Tim Radford 

Acne researchers target white bread

Acne, the pimpled curse of puberty, could be a plague triggered by refined white bread and breakfast cereal, according to researchers.
  
  


Acne, the pimpled curse of puberty, could be a plague triggered by refined white bread and breakfast cereal, according to researchers.

The Australians plan to test 60 teenage boys with a low carbohydrate diet for three months and see if there is a difference.

If a diet low on Mother's Pride turns the boys back into a pride and joy to their parents, it may demonstrate that wheat or refined starch has been the villain all along.

Acne is a mystery affliction: US dermatologists recently looked at 250 studies involving 150 drugs or other medical treatments, and could come to no conclusion as to what worked or why. "Here we are in the 21st century and and we still don't have an answer," one admitted.

The New Scientist reports today that, according to Loren Cordain, an evolutionary biologist in Colorado State University, highly-processed breads and cereals are easily digested, producing a flood of sugars that in turn triggers high levels of insulin and an insulin-like growth factor.

This in turn leads to an excess of male hormones, which encourage the skin to ooze sebum, the greasy product that acts as a beacon for acne-promoting bacteria.

Up to 95% of 18-year-olds in modern societies are afflicted by zits, pimples, and explosions of acne. They are almost unknown in subsistence societies in the Amazon or Papua New Guinea. The Inuit of Alaska were once clear-skinned: acne arrived in the far north with a western diet of waffles, hotcakes, sliced bread, and doughnuts.

Neil Mann of RMIT University (formerly the Royal Melbourne institute of technology) is proposing a systematic study to take the starch out of his volunteer teenagers.

"Dermatologists will tell you they have put patients on low carbohydrate diets and seen improvements," he said. "This will be the first controlled study."

Document understanding data
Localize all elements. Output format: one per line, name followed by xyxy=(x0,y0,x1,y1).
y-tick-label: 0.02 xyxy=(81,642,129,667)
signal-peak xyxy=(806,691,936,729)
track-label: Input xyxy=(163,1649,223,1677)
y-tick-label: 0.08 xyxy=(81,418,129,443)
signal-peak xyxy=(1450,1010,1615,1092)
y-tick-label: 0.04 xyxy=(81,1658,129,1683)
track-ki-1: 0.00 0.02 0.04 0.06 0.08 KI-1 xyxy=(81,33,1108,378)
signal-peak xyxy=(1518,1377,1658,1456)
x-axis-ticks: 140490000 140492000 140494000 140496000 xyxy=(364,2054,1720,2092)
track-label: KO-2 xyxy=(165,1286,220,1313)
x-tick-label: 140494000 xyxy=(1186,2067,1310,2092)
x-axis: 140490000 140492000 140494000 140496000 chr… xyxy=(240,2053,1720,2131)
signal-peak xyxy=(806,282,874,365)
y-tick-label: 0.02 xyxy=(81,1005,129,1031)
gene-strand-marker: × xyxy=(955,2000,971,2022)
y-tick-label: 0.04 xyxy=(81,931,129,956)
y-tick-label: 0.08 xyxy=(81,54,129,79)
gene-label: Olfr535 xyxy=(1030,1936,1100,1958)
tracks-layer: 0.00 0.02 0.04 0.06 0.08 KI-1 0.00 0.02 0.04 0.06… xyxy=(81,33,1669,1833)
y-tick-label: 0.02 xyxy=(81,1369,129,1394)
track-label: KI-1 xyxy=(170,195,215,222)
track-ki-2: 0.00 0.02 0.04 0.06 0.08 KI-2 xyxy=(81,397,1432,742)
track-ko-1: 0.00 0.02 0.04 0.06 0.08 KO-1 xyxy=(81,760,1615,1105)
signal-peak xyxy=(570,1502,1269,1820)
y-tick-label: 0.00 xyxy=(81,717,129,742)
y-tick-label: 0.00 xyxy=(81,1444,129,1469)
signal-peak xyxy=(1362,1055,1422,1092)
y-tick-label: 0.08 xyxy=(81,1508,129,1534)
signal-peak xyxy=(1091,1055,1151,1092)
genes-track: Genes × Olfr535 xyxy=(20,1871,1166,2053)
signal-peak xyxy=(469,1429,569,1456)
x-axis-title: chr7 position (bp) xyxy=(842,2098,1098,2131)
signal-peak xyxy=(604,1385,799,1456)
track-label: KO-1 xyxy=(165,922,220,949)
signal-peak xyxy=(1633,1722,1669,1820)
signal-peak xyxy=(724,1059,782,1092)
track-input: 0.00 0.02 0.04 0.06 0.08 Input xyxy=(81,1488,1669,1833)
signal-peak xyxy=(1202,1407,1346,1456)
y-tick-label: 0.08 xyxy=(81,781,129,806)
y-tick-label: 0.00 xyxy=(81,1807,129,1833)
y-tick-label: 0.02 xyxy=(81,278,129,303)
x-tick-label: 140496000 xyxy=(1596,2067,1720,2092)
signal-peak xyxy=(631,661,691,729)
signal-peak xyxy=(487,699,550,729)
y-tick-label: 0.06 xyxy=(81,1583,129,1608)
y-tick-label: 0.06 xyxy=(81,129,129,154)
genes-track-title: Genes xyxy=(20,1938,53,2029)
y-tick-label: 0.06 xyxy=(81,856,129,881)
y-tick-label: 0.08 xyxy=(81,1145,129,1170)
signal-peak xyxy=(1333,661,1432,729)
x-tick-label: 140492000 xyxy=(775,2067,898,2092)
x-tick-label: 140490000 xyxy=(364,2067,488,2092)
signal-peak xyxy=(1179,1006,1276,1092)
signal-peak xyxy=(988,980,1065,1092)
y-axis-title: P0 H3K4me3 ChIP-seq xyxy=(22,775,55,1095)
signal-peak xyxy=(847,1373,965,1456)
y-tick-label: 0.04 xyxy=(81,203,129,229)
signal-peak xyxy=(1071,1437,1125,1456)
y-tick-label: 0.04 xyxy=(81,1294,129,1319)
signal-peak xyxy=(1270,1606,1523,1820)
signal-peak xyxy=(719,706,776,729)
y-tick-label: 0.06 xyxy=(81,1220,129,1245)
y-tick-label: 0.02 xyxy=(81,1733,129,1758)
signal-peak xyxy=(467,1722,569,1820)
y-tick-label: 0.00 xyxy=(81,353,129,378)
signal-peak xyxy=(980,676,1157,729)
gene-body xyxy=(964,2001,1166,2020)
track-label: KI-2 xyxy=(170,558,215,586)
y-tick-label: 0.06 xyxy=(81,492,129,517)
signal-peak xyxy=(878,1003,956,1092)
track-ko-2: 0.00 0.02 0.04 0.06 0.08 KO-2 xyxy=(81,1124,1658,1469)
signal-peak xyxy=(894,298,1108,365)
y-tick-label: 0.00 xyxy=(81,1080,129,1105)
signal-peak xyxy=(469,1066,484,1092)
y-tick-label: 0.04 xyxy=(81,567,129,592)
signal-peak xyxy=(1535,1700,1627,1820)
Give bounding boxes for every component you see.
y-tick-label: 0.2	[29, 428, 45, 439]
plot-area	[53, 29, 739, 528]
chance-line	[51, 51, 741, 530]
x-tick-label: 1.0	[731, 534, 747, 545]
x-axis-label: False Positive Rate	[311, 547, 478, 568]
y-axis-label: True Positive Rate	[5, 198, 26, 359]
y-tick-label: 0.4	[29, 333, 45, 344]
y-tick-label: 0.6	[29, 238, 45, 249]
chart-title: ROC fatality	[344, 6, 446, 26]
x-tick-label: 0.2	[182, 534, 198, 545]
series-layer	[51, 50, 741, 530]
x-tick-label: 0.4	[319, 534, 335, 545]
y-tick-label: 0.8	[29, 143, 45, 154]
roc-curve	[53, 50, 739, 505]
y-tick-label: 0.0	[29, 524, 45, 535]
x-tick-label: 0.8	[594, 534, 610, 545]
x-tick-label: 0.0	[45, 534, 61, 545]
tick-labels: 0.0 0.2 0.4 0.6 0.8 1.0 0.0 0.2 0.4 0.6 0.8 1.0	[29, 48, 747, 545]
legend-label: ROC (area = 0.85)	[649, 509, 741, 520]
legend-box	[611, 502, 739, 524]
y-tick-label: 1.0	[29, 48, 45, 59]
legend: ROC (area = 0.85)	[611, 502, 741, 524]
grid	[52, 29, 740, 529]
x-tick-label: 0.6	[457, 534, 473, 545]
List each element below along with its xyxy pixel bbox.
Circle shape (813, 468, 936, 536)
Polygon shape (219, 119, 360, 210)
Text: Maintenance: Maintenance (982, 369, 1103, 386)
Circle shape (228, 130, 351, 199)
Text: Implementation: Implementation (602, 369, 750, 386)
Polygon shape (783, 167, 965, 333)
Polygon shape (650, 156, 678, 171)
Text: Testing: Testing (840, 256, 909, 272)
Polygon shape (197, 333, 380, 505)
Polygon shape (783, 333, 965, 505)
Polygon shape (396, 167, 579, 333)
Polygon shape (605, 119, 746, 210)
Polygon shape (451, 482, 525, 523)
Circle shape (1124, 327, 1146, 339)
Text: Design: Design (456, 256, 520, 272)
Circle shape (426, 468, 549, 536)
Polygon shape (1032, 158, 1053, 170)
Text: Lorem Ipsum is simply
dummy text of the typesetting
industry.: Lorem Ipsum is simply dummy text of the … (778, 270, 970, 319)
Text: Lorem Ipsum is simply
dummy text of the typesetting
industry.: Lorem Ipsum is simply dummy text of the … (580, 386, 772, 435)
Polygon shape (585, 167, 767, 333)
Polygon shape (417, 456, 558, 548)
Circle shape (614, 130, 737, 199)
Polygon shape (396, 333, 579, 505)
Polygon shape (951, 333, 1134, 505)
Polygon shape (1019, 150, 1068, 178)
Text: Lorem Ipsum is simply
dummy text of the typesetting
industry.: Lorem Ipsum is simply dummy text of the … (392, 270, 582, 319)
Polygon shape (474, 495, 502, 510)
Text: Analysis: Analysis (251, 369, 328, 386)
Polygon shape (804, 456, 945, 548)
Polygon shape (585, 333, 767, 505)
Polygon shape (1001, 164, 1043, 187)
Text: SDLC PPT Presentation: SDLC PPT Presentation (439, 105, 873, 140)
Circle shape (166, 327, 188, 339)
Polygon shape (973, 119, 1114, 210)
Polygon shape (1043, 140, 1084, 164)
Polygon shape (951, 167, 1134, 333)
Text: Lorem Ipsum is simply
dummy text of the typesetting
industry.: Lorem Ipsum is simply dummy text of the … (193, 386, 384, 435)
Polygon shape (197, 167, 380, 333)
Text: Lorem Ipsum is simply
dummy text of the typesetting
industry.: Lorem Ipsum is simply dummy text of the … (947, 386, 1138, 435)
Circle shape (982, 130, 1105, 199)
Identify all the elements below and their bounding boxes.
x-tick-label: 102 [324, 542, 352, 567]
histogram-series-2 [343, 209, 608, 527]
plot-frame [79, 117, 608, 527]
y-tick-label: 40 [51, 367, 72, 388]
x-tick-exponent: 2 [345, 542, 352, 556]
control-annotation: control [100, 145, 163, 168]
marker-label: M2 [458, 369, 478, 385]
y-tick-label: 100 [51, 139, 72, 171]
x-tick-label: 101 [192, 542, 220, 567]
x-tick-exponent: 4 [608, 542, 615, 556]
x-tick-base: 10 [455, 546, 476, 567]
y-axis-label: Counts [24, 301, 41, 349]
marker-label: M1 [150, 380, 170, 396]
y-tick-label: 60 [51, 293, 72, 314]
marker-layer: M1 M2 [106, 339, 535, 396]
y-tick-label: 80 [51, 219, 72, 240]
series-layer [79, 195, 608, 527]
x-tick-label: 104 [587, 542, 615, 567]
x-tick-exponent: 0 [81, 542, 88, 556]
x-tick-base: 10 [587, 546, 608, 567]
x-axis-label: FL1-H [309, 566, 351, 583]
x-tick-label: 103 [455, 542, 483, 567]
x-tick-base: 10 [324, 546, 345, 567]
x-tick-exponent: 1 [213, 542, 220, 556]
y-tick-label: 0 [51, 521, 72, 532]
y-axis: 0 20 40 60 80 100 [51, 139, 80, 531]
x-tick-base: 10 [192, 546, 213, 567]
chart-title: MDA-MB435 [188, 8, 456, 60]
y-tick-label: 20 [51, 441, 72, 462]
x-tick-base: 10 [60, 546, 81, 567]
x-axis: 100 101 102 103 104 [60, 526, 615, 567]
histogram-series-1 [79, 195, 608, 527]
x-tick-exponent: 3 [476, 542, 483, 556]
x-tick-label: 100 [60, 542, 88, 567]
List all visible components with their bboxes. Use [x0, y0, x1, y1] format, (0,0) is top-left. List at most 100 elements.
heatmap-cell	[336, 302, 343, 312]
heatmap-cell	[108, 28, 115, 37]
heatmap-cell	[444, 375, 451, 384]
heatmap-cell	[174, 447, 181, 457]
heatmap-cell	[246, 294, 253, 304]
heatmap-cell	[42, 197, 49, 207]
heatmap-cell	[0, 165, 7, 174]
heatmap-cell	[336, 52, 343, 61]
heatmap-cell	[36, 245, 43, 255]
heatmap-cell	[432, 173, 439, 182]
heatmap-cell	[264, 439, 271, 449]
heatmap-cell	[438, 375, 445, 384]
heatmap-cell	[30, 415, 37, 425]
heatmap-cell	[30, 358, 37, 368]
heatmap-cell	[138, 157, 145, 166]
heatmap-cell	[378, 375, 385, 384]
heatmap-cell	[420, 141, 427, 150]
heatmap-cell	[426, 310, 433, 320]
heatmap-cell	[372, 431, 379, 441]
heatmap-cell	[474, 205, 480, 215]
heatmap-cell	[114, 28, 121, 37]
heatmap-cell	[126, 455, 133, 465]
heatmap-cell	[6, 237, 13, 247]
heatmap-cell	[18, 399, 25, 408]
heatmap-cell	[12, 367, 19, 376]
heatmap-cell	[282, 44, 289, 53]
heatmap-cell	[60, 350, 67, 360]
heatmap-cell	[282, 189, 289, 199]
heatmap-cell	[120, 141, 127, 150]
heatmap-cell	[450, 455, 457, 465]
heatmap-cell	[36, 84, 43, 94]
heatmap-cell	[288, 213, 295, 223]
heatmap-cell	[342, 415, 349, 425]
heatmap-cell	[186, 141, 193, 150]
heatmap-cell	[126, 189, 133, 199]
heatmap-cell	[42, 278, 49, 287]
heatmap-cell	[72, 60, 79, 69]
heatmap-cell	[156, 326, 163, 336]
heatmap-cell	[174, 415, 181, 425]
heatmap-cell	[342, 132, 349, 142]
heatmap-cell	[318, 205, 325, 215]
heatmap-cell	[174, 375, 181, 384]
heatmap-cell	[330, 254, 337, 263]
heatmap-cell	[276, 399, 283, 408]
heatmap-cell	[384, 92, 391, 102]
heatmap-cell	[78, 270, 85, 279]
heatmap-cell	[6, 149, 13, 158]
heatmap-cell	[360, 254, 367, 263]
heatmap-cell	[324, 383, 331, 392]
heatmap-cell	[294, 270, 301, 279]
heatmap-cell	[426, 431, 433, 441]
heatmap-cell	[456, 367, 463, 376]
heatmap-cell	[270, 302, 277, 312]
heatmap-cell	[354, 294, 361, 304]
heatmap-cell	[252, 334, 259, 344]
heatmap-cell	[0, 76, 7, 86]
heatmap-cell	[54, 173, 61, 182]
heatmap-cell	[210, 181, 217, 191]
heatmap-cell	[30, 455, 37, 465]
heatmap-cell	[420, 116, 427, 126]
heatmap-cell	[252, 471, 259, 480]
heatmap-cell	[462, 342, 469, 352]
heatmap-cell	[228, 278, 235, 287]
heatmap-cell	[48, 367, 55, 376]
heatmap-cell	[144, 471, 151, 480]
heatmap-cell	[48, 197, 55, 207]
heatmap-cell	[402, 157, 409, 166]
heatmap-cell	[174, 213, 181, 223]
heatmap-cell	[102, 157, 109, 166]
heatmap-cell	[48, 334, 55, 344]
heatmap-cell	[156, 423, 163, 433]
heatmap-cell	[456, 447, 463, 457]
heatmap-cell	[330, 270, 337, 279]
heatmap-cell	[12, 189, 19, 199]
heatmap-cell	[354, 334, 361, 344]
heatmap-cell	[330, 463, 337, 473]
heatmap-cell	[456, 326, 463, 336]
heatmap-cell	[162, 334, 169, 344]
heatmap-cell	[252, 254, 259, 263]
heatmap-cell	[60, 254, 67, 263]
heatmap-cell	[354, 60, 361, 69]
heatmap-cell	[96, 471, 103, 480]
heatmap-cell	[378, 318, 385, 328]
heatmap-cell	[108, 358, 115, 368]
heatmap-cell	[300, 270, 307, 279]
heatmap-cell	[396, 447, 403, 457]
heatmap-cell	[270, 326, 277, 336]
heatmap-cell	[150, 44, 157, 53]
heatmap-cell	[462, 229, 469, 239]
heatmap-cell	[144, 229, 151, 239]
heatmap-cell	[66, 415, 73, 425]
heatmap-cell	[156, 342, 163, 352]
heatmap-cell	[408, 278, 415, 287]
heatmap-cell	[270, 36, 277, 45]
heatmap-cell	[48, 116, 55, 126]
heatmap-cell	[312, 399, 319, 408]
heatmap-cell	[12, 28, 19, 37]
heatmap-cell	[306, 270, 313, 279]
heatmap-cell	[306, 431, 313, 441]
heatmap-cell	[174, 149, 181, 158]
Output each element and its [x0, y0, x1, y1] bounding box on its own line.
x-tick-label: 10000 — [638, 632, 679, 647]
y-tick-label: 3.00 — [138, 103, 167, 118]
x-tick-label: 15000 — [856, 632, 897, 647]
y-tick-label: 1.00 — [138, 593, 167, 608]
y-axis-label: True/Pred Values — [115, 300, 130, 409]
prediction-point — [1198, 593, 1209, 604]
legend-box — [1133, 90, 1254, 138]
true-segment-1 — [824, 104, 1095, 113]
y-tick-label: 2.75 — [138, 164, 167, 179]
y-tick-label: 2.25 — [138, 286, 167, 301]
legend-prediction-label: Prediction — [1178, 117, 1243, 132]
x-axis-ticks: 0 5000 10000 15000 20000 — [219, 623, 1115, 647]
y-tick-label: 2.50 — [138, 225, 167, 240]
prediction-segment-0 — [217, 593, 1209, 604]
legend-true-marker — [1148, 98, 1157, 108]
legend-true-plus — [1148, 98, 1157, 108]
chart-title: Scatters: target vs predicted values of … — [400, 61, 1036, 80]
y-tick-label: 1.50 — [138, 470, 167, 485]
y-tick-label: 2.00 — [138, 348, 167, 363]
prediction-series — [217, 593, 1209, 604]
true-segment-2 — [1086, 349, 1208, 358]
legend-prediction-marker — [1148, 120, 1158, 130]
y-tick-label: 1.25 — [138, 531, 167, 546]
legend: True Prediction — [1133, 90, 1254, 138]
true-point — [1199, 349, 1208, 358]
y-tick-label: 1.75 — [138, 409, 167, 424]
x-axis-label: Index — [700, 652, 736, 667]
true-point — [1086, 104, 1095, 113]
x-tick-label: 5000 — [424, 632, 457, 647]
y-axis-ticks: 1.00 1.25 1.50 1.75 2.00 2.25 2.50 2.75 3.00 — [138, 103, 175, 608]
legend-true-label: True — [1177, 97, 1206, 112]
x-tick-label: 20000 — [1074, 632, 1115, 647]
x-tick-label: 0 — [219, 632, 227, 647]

| What you have to do |
Copy the acne article from the words "Up to 95% of" through "bread, and doughnuts.", changing "doughnuts" to "pastries". The entries have nothing to do with the work here.

| Task answer |
Up to 95% of 18-year-olds in modern societies are afflicted by zits, pimples, and explosions of acne. They are almost unknown in subsistence societies in the Amazon or Papua New Guinea. The Inuit of Alaska were once clear-skinned: acne arrived in the far north with a western diet of waffles, hotcakes, sliced bread, and pastries.